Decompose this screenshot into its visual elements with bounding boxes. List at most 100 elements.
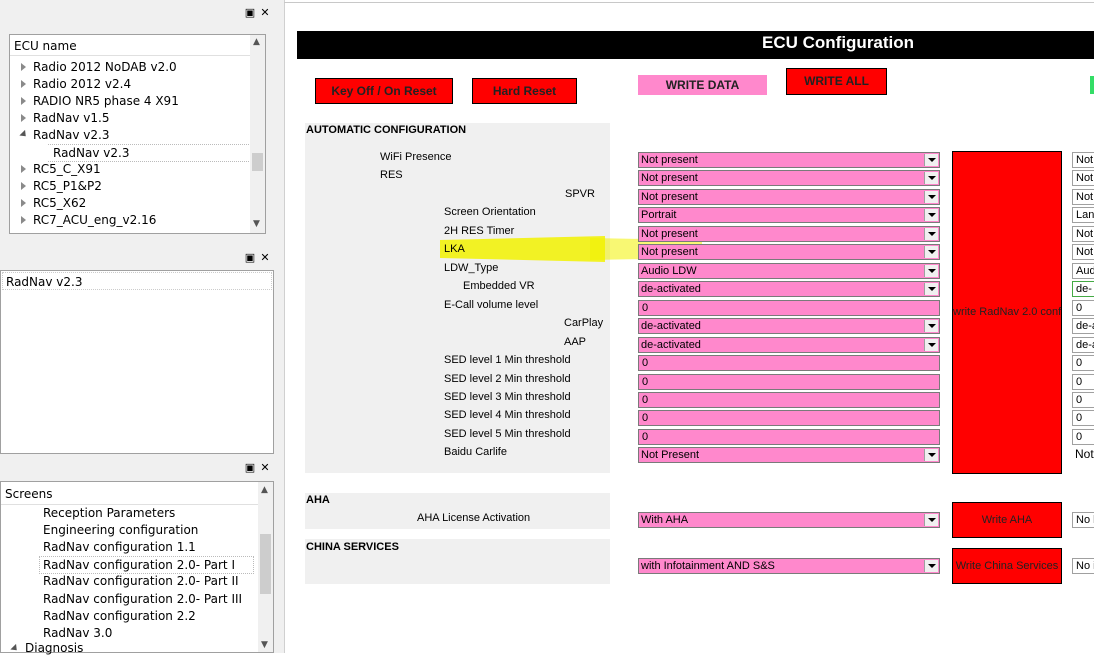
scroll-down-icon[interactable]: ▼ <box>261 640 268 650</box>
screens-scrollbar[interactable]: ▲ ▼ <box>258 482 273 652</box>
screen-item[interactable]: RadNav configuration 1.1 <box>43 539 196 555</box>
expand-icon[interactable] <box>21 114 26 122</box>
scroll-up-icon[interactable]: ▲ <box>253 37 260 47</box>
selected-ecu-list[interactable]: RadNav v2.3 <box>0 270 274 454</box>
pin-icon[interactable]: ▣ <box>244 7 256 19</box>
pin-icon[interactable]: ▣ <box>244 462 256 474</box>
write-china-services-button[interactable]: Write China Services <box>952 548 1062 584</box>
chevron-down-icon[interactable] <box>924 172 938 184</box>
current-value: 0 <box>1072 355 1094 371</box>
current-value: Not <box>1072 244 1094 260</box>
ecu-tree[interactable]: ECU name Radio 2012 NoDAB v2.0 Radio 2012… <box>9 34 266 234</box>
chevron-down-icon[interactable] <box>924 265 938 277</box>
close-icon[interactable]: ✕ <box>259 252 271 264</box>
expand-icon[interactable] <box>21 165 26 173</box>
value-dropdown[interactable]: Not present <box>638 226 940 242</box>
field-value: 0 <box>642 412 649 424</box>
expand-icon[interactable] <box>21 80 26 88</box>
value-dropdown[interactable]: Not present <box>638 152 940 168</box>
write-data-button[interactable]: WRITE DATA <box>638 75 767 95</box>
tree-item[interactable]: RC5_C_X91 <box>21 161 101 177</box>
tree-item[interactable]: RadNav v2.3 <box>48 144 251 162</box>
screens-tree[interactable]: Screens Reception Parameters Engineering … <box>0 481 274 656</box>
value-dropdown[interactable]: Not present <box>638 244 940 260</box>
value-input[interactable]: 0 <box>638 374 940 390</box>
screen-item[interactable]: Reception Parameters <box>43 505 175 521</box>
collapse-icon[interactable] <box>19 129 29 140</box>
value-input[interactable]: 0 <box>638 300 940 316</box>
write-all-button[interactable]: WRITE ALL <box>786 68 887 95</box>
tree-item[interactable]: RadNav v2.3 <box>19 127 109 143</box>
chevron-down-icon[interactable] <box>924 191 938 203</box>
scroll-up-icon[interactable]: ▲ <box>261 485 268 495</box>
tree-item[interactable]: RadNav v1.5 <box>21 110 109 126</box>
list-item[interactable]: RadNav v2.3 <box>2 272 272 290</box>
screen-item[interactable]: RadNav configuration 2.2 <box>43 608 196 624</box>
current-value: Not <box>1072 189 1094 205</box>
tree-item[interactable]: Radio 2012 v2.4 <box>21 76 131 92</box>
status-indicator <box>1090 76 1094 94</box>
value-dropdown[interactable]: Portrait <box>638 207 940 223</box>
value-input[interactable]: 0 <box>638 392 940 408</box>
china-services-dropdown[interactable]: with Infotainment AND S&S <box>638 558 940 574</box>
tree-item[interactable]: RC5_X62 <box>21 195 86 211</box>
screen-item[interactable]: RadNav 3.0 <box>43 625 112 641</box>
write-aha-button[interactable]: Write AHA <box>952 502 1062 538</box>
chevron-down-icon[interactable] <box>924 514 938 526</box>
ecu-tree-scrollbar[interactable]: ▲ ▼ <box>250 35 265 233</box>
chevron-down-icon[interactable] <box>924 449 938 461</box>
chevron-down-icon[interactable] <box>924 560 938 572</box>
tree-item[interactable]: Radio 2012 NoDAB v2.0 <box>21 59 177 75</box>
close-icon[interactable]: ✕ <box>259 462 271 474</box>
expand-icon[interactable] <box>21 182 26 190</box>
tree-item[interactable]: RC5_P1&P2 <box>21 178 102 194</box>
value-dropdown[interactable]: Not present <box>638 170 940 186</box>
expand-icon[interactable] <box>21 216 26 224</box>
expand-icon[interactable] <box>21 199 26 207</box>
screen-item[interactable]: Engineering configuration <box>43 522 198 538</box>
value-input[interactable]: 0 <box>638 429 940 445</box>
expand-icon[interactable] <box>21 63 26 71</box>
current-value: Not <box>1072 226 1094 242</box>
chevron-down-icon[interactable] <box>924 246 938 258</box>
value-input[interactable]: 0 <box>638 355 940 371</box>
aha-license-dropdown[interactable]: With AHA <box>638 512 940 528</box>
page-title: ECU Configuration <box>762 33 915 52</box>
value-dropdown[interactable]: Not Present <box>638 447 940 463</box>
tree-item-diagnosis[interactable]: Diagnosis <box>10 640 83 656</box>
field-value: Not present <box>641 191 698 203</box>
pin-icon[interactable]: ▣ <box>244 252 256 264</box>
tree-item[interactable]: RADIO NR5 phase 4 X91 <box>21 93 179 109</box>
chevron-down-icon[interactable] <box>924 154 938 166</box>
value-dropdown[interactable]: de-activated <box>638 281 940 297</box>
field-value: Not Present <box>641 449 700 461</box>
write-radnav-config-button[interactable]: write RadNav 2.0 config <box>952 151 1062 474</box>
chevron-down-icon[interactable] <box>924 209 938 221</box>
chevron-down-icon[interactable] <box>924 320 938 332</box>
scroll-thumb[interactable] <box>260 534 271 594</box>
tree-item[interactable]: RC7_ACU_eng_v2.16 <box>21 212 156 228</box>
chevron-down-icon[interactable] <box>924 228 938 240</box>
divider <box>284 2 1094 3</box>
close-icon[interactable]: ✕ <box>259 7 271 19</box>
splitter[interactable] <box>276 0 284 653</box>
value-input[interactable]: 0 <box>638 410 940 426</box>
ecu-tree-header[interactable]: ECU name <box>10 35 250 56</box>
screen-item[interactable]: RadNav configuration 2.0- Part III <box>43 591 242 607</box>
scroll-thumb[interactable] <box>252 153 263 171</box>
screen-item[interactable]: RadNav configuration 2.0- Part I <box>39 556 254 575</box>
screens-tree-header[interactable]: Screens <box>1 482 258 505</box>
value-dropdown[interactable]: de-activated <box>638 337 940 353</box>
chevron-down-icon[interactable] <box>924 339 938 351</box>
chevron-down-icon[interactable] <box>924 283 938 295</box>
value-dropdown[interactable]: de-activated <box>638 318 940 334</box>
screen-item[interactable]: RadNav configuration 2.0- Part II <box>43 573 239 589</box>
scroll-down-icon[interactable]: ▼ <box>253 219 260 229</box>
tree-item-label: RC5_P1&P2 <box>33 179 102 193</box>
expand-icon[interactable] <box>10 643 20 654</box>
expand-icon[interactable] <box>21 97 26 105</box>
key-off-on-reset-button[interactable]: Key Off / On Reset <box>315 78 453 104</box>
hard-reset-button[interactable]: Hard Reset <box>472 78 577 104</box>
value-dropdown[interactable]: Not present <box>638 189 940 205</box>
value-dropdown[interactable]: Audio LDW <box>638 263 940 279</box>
○ ○ ○ ○
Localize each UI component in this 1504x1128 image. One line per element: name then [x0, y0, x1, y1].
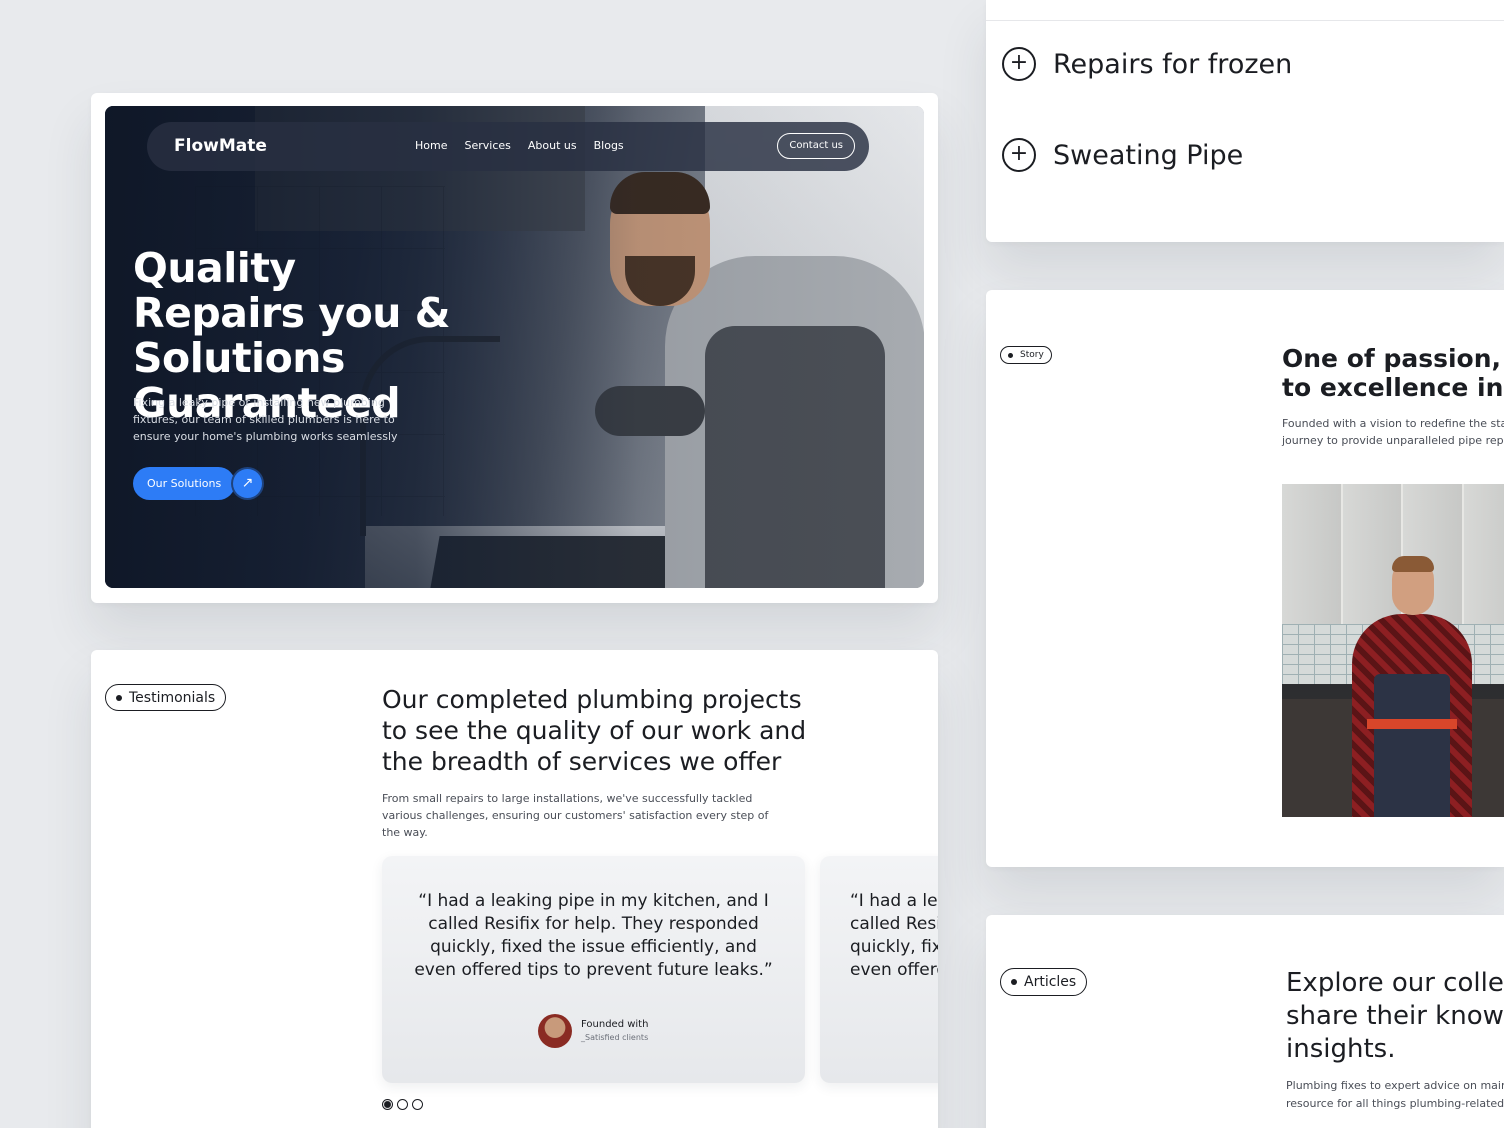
○ ○ ○ ○
§ **What this task involves**
Can you turn the data from the line containing "Decompose this screenshot" through the line containing "value-dropdown[interactable]: Not present <box>638 226" into a Markdown table with the columns Row and Entry, numbering each line and leaving out blank lines and pictures?

§ **Solution**
| Row | Entry |
|---|---|
| 1 | Decompose this screenshot into its visual elements with bounding boxes. List at most 100 elements. |
| 2 | scroll-down-icon[interactable]: ▼ <box>261 640 268 650</box> |
| 3 | screens-scrollbar[interactable]: ▲ ▼ <box>258 482 273 652</box> |
| 4 | screen-item[interactable]: RadNav configuration 1.1 <box>43 539 196 555</box> |
| 5 | expand-icon[interactable] <box>21 114 26 122</box> |
| 6 | scroll-up-icon[interactable]: ▲ <box>253 37 260 47</box> |
| 7 | selected-ecu-list[interactable]: RadNav v2.3 <box>0 270 274 454</box> |
| 8 | pin-icon[interactable]: ▣ <box>244 7 256 19</box> |
| 9 | pin-icon[interactable]: ▣ <box>244 462 256 474</box> |
| 10 | write-china-services-button[interactable]: Write China Services <box>952 548 1062 584</box> |
| 11 | chevron-down-icon[interactable] <box>924 172 938 184</box> |
| 12 | current-value: 0 <box>1072 355 1094 371</box> |
| 13 | current-value: Not <box>1072 244 1094 260</box> |
| 14 | ecu-tree[interactable]: ECU name Radio 2012 NoDAB v2.0 Radio 2012… <box>9 34 266 234</box> |
| 15 | chevron-down-icon[interactable] <box>924 265 938 277</box> |
| 16 | close-icon[interactable]: ✕ <box>259 252 271 264</box> |
| 17 | expand-icon[interactable] <box>21 165 26 173</box> |
| 18 | value-dropdown[interactable]: Not present <box>638 226 940 242</box> |